------ Source text

In our interview, he stresses the need to reduce noise, which, the authors point out, can cause "grave damage." One method is to think probabilistically — "a good thing to find in an advisor," he remarks.
Sunstein, a former consultant to Apple years ago, also points to the remedy of "decision hygiene," which may also help advisors deal with an expected increase in digital financial advice.
Even mood affects generating noise or being susceptible to it, Sunstein maintains in a short foray into what in psychology circles is known as "bull—- receptivity."
ThinkAdvisor recently interviewed Sunstein, who was speaking by phone from Washington, D.C. This April he released "Averting Catastrophe: Decision Theory for COVID-19, Climate Change and Potential Disasters of All Kinds" (NYU Press).
"There's some overlap with 'Noise' because if you're trying to reduce risk, you want to have some decision hygiene so your decisions aren't noisy or biased," he notes.
Here are highlights of our interview:
THINKADVISOR: Why is it important to be aware of noise? You write that it's "rarely mentioned" and "goes unnoticed"; yet "it can cause grave damage."
CASS SUNSTEIN: Noise is unwanted variability. Each of us is noisy, some more than others. We're learning that noise is often the most important "character" in human life. Unlike bias, noise isn't intuitive, which is why we think we discovered a new continent. Noise is like the character in the background of a movie that you don't pay a lot of attention to but who turns out to be the most important one, as you learn at the end.
"Disagreement among traders makes markets," you write. Is that an example of noise?
In markets, some people think a certain stock is going to go up; others think it's not — and that's part of the [process]. In terms of noise, we're concerned with unwanted variability [judgments that should be identical], which isn't good.
"We're really focused on reducing biases. Let's also worry about reducing noise," you three write. What's the difference been bias and noise, in addition to what you've just mentioned?
With bias, there's a tendency to go in one direction or another that's really predictable. But when you enter a noisy system, you're subject to a lottery. Bias overvalues the present and undervalues the future. If a person is too optimistic about how the economy will go, that's a bias.

------------

** Parts of the exercise **
a – Reproduce word for word the part of the Sunstein interview between "CASS SUNSTEIN: Noise" and "at the end.", inclusive.
b – In the Sunstein interview, how does Sunstein define noise?

------ Dataset excerpts

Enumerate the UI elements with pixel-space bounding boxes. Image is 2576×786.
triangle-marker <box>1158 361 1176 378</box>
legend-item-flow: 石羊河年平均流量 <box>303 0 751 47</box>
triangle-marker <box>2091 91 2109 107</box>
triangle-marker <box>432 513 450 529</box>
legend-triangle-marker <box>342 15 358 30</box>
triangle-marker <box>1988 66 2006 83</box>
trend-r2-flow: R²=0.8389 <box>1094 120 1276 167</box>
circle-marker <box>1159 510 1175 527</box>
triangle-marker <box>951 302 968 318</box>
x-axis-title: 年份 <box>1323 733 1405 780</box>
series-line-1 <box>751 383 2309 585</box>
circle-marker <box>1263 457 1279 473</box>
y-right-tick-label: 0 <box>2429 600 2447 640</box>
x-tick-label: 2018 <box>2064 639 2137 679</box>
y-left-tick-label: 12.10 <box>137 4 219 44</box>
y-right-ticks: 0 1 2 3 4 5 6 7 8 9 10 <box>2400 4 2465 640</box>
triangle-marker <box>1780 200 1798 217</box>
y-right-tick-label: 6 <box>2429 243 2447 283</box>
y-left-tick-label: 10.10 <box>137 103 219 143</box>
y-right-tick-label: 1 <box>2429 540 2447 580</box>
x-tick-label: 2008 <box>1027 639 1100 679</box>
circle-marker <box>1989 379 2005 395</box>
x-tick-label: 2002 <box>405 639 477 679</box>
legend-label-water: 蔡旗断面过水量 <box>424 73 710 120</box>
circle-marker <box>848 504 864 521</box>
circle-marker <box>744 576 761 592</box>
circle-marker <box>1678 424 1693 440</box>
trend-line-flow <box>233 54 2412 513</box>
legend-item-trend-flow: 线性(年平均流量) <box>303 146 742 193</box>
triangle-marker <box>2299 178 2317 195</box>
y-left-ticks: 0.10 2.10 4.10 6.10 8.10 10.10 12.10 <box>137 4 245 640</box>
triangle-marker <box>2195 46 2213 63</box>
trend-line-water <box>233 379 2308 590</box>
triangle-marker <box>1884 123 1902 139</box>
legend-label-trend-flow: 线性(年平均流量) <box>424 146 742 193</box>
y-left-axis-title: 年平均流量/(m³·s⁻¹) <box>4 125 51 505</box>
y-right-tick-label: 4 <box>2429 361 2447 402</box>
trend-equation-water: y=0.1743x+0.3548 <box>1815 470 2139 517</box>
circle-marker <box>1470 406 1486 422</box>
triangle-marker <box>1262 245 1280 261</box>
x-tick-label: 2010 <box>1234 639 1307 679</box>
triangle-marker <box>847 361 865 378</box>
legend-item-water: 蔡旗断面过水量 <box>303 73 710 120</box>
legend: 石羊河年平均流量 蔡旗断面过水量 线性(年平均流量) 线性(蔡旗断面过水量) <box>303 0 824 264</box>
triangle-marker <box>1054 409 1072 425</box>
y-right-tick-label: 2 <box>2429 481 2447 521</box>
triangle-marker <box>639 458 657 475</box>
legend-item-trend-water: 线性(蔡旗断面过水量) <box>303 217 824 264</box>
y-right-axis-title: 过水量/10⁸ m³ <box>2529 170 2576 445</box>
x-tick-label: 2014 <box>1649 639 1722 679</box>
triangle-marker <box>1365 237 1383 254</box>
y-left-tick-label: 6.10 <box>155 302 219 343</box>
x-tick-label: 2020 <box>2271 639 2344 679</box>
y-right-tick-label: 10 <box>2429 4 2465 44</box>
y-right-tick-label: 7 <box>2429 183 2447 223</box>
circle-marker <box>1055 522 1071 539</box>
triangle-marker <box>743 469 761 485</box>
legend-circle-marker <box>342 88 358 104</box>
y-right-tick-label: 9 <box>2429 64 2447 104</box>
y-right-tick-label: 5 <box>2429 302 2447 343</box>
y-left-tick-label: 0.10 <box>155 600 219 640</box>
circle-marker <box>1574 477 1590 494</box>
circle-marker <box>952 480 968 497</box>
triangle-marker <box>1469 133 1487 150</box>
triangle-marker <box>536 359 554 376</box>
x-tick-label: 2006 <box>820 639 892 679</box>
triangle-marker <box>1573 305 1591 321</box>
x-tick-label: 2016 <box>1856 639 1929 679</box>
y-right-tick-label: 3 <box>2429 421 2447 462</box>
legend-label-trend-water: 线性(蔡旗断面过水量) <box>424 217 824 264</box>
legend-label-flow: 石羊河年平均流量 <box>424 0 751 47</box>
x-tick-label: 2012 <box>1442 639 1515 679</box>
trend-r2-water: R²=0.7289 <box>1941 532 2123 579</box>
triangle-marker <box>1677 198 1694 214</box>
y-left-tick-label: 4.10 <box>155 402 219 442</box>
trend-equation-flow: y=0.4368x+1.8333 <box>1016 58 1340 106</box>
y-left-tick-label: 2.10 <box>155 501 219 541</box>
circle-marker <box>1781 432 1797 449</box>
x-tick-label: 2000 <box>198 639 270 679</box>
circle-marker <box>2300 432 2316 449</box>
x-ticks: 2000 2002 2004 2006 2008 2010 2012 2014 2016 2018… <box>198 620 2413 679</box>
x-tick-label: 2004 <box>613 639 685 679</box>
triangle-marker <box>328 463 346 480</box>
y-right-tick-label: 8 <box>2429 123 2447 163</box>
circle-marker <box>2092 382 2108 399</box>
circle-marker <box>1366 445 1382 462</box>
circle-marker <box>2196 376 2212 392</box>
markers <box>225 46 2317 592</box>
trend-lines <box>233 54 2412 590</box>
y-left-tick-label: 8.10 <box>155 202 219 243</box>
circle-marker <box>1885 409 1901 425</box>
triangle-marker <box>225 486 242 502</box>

------------

** Task-by-task outputs **
a –
CASS SUNSTEIN: Noise is unwanted variability. Each of us is noisy, some more than others. We're learning that noise is often the most important "character" in human life. Unlike bias, noise isn't intuitive, which is why we think we discovered a new continent. Noise is like the character in the background of a movie that you don't pay a lot of attention to but who turns out to be the most important one, as you learn at the end.

b – Noise is unwanted variability.